- [Dataset entries]:
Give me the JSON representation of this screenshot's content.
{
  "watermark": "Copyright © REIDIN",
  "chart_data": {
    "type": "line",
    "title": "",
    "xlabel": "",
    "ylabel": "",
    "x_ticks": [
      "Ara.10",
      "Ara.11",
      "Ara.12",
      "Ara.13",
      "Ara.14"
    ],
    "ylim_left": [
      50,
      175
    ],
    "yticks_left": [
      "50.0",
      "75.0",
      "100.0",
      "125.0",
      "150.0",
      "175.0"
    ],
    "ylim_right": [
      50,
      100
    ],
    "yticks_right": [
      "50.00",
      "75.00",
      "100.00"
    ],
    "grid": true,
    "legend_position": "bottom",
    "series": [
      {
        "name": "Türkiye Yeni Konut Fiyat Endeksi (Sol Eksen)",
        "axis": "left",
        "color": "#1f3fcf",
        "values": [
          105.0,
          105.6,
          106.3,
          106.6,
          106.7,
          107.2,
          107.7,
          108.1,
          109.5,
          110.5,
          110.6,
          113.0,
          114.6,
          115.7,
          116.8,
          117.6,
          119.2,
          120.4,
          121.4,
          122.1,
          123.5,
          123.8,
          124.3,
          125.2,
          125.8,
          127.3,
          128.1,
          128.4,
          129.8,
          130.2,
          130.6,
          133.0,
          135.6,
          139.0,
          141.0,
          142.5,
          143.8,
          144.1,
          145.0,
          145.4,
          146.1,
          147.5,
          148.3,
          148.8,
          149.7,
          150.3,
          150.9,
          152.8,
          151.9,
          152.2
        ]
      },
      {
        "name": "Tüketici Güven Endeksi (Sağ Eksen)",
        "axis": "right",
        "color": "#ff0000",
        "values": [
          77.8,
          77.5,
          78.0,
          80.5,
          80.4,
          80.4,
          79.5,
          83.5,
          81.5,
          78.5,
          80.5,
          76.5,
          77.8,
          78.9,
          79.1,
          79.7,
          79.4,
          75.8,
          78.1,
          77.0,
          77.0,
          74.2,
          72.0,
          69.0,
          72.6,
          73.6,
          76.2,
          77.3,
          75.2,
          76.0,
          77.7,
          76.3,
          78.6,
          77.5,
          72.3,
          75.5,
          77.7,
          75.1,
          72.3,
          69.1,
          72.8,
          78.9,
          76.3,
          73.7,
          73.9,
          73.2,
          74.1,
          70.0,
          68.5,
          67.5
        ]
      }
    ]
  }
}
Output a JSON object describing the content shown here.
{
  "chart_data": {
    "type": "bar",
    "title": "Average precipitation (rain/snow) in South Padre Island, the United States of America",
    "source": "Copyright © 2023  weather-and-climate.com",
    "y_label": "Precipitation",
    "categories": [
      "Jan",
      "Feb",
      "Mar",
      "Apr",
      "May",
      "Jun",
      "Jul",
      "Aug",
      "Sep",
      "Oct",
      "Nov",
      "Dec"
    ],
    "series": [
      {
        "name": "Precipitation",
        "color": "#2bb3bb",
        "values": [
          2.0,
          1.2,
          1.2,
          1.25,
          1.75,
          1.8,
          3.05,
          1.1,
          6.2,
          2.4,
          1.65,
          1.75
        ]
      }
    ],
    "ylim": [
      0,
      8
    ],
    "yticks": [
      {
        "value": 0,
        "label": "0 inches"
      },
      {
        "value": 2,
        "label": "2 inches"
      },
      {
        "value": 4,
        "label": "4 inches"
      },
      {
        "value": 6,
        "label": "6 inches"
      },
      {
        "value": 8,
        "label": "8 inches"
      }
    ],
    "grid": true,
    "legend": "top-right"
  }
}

- [Work to be completed]: Write the complete data out, exactly as above.

- [Response to this task]:
Give me the JSON representation of this screenshot's content.
{
  "watermark": "Copyright © REIDIN",
  "chart_data": {
    "type": "line",
    "title": "",
    "xlabel": "",
    "ylabel": "",
    "x_ticks": [
      "Ara.10",
      "Ara.11",
      "Ara.12",
      "Ara.13",
      "Ara.14"
    ],
    "ylim_left": [
      50,
      175
    ],
    "yticks_left": [
      "50.0",
      "75.0",
      "100.0",
      "125.0",
      "150.0",
      "175.0"
    ],
    "ylim_right": [
      50,
      100
    ],
    "yticks_right": [
      "50.00",
      "75.00",
      "100.00"
    ],
    "grid": true,
    "legend_position": "bottom",
    "series": [
      {
        "name": "Türkiye Yeni Konut Fiyat Endeksi (Sol Eksen)",
        "axis": "left",
        "color": "#1f3fcf",
        "values": [
          105.0,
          105.6,
          106.3,
          106.6,
          106.7,
          107.2,
          107.7,
          108.1,
          109.5,
          110.5,
          110.6,
          113.0,
          114.6,
          115.7,
          116.8,
          117.6,
          119.2,
          120.4,
          121.4,
          122.1,
          123.5,
          123.8,
          124.3,
          125.2,
          125.8,
          127.3,
          128.1,
          128.4,
          129.8,
          130.2,
          130.6,
          133.0,
          135.6,
          139.0,
          141.0,
          142.5,
          143.8,
          144.1,
          145.0,
          145.4,
          146.1,
          147.5,
          148.3,
          148.8,
          149.7,
          150.3,
          150.9,
          152.8,
          151.9,
          152.2
        ]
      },
      {
        "name": "Tüketici Güven Endeksi (Sağ Eksen)",
        "axis": "right",
        "color": "#ff0000",
        "values": [
          77.8,
          77.5,
          78.0,
          80.5,
          80.4,
          80.4,
          79.5,
          83.5,
          81.5,
          78.5,
          80.5,
          76.5,
          77.8,
          78.9,
          79.1,
          79.7,
          79.4,
          75.8,
          78.1,
          77.0,
          77.0,
          74.2,
          72.0,
          69.0,
          72.6,
          73.6,
          76.2,
          77.3,
          75.2,
          76.0,
          77.7,
          76.3,
          78.6,
          77.5,
          72.3,
          75.5,
          77.7,
          75.1,
          72.3,
          69.1,
          72.8,
          78.9,
          76.3,
          73.7,
          73.9,
          73.2,
          74.1,
          70.0,
          68.5,
          67.5
        ]
      }
    ]
  }
}
Output a JSON object describing the content shown here.
{
  "chart_data": {
    "type": "bar",
    "title": "Average precipitation (rain/snow) in South Padre Island, the United States of America",
    "source": "Copyright © 2023  weather-and-climate.com",
    "y_label": "Precipitation",
    "categories": [
      "Jan",
      "Feb",
      "Mar",
      "Apr",
      "May",
      "Jun",
      "Jul",
      "Aug",
      "Sep",
      "Oct",
      "Nov",
      "Dec"
    ],
    "series": [
      {
        "name": "Precipitation",
        "color": "#2bb3bb",
        "values": [
          2.0,
          1.2,
          1.2,
          1.25,
          1.75,
          1.8,
          3.05,
          1.1,
          6.2,
          2.4,
          1.65,
          1.75
        ]
      }
    ],
    "ylim": [
      0,
      8
    ],
    "yticks": [
      {
        "value": 0,
        "label": "0 inches"
      },
      {
        "value": 2,
        "label": "2 inches"
      },
      {
        "value": 4,
        "label": "4 inches"
      },
      {
        "value": 6,
        "label": "6 inches"
      },
      {
        "value": 8,
        "label": "8 inches"
      }
    ],
    "grid": true,
    "legend": "top-right"
  }
}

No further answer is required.